- **Material provided**
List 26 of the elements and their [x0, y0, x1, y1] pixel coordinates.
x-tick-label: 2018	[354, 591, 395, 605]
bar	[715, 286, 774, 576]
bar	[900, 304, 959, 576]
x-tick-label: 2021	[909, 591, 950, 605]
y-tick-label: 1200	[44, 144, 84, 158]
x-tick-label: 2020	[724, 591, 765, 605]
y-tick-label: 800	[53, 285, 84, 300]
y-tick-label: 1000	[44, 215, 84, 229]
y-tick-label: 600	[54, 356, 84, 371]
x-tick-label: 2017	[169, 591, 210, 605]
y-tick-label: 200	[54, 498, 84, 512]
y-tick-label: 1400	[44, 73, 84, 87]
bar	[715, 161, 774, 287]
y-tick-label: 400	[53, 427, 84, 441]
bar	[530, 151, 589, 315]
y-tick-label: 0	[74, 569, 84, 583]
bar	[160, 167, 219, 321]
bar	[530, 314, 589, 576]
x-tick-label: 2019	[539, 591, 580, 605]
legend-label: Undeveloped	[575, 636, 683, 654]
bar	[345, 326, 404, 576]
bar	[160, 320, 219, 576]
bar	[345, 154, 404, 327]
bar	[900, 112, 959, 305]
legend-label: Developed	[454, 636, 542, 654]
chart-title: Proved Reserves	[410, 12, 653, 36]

- **The problem**
Reproduce word for word everything from the start of the data down to the line containing "144, 84, 158]", including both the first line and that one.

- **Written response**
List 26 of the elements and their [x0, y0, x1, y1] pixel coordinates.
x-tick-label: 2018	[354, 591, 395, 605]
bar	[715, 286, 774, 576]
bar	[900, 304, 959, 576]
x-tick-label: 2021	[909, 591, 950, 605]
y-tick-label: 1200	[44, 144, 84, 158]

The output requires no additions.